• _EXERCISE_: Print every line of the items below verbatim, in their original order.

Data listing:
==================================================
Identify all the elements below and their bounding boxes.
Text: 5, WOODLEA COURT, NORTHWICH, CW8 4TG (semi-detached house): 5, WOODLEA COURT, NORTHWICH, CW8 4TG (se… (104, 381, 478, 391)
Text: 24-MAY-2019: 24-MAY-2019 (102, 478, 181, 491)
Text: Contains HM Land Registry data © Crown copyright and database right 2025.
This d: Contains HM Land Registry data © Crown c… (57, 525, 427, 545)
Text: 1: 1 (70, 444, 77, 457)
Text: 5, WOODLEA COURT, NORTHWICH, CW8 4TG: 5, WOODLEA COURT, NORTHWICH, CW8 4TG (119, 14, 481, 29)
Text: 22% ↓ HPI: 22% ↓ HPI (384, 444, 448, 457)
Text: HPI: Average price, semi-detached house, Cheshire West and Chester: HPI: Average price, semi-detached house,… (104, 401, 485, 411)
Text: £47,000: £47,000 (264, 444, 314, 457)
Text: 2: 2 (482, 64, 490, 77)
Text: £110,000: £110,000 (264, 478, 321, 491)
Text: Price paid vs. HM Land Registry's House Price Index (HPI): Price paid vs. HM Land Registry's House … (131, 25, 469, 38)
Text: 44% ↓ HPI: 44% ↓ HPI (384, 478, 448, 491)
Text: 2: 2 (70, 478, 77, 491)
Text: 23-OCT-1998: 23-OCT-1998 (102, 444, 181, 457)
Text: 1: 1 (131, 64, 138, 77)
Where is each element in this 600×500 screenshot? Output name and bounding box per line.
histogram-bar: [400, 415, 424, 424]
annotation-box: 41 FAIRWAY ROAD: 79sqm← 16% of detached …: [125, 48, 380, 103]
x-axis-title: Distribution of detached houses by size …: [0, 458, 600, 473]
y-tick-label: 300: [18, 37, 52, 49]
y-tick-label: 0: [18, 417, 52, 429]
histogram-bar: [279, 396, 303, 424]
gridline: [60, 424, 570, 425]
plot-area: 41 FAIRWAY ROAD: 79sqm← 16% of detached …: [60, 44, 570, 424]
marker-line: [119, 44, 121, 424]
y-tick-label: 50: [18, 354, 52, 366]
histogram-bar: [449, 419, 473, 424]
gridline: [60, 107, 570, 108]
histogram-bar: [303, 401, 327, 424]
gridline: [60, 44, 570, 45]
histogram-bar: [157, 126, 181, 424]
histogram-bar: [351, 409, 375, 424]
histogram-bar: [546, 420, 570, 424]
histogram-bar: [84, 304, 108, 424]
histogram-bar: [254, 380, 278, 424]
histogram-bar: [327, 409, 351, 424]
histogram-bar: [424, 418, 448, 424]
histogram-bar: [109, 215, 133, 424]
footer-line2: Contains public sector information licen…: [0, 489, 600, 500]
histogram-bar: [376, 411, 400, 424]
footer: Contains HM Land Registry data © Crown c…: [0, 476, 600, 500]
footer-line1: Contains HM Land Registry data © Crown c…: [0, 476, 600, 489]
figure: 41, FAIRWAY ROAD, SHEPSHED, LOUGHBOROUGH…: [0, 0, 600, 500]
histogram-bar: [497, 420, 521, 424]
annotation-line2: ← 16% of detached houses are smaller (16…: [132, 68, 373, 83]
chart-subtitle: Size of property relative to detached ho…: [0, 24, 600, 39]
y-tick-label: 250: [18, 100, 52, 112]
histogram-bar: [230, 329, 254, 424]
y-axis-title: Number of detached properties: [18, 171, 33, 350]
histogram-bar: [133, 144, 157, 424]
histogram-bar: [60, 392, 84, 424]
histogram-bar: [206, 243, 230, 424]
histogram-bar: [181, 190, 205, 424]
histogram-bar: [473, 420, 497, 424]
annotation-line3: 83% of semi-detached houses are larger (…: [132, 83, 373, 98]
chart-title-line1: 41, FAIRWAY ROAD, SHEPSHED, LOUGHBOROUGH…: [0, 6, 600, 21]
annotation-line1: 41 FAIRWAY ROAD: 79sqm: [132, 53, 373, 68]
==================================================
• _THE REPLY_:
Identify all the elements below and their bounding boxes.
Text: 5, WOODLEA COURT, NORTHWICH, CW8 4TG (semi-detached house): 5, WOODLEA COURT, NORTHWICH, CW8 4TG (se… (104, 381, 478, 391)
Text: 24-MAY-2019: 24-MAY-2019 (102, 478, 181, 491)
Text: Contains HM Land Registry data © Crown copyright and database right 2025.
This d: Contains HM Land Registry data © Crown c… (57, 525, 427, 545)
Text: 1: 1 (70, 444, 77, 457)
Text: 5, WOODLEA COURT, NORTHWICH, CW8 4TG: 5, WOODLEA COURT, NORTHWICH, CW8 4TG (119, 14, 481, 29)
Text: 22% ↓ HPI: 22% ↓ HPI (384, 444, 448, 457)
Text: HPI: Average price, semi-detached house, Cheshire West and Chester: HPI: Average price, semi-detached house,… (104, 401, 485, 411)
Text: £47,000: £47,000 (264, 444, 314, 457)
Text: 2: 2 (482, 64, 490, 77)
Text: £110,000: £110,000 (264, 478, 321, 491)
Text: Price paid vs. HM Land Registry's House Price Index (HPI): Price paid vs. HM Land Registry's House … (131, 25, 469, 38)
Text: 44% ↓ HPI: 44% ↓ HPI (384, 478, 448, 491)
Text: 2: 2 (70, 478, 77, 491)
Text: 23-OCT-1998: 23-OCT-1998 (102, 444, 181, 457)
Text: 1: 1 (131, 64, 138, 77)
Where is each element in this 600×500 screenshot? Output name and bounding box per line.
histogram-bar: [400, 415, 424, 424]
annotation-box: 41 FAIRWAY ROAD: 79sqm← 16% of detached …: [125, 48, 380, 103]
x-axis-title: Distribution of detached houses by size …: [0, 458, 600, 473]
y-tick-label: 300: [18, 37, 52, 49]
y-tick-label: 0: [18, 417, 52, 429]
histogram-bar: [279, 396, 303, 424]
gridline: [60, 424, 570, 425]
plot-area: 41 FAIRWAY ROAD: 79sqm← 16% of detached …: [60, 44, 570, 424]
marker-line: [119, 44, 121, 424]
y-tick-label: 50: [18, 354, 52, 366]
histogram-bar: [449, 419, 473, 424]
gridline: [60, 107, 570, 108]
histogram-bar: [303, 401, 327, 424]
gridline: [60, 44, 570, 45]
histogram-bar: [157, 126, 181, 424]
histogram-bar: [351, 409, 375, 424]
histogram-bar: [546, 420, 570, 424]
histogram-bar: [84, 304, 108, 424]
histogram-bar: [254, 380, 278, 424]
histogram-bar: [327, 409, 351, 424]
histogram-bar: [424, 418, 448, 424]
histogram-bar: [109, 215, 133, 424]
footer-line2: Contains public sector information licen…: [0, 489, 600, 500]
histogram-bar: [376, 411, 400, 424]
footer: Contains HM Land Registry data © Crown c…: [0, 476, 600, 500]
footer-line1: Contains HM Land Registry data © Crown c…: [0, 476, 600, 489]
figure: 41, FAIRWAY ROAD, SHEPSHED, LOUGHBOROUGH…: [0, 0, 600, 500]
histogram-bar: [497, 420, 521, 424]
annotation-line2: ← 16% of detached houses are smaller (16…: [132, 68, 373, 83]
chart-subtitle: Size of property relative to detached ho…: [0, 24, 600, 39]
y-tick-label: 250: [18, 100, 52, 112]
histogram-bar: [230, 329, 254, 424]
y-axis-title: Number of detached properties: [18, 171, 33, 350]
histogram-bar: [133, 144, 157, 424]
histogram-bar: [60, 392, 84, 424]
histogram-bar: [206, 243, 230, 424]
histogram-bar: [181, 190, 205, 424]
histogram-bar: [473, 420, 497, 424]
annotation-line3: 83% of semi-detached houses are larger (…: [132, 83, 373, 98]
chart-title-line1: 41, FAIRWAY ROAD, SHEPSHED, LOUGHBOROUGH…: [0, 6, 600, 21]
annotation-line1: 41 FAIRWAY ROAD: 79sqm: [132, 53, 373, 68]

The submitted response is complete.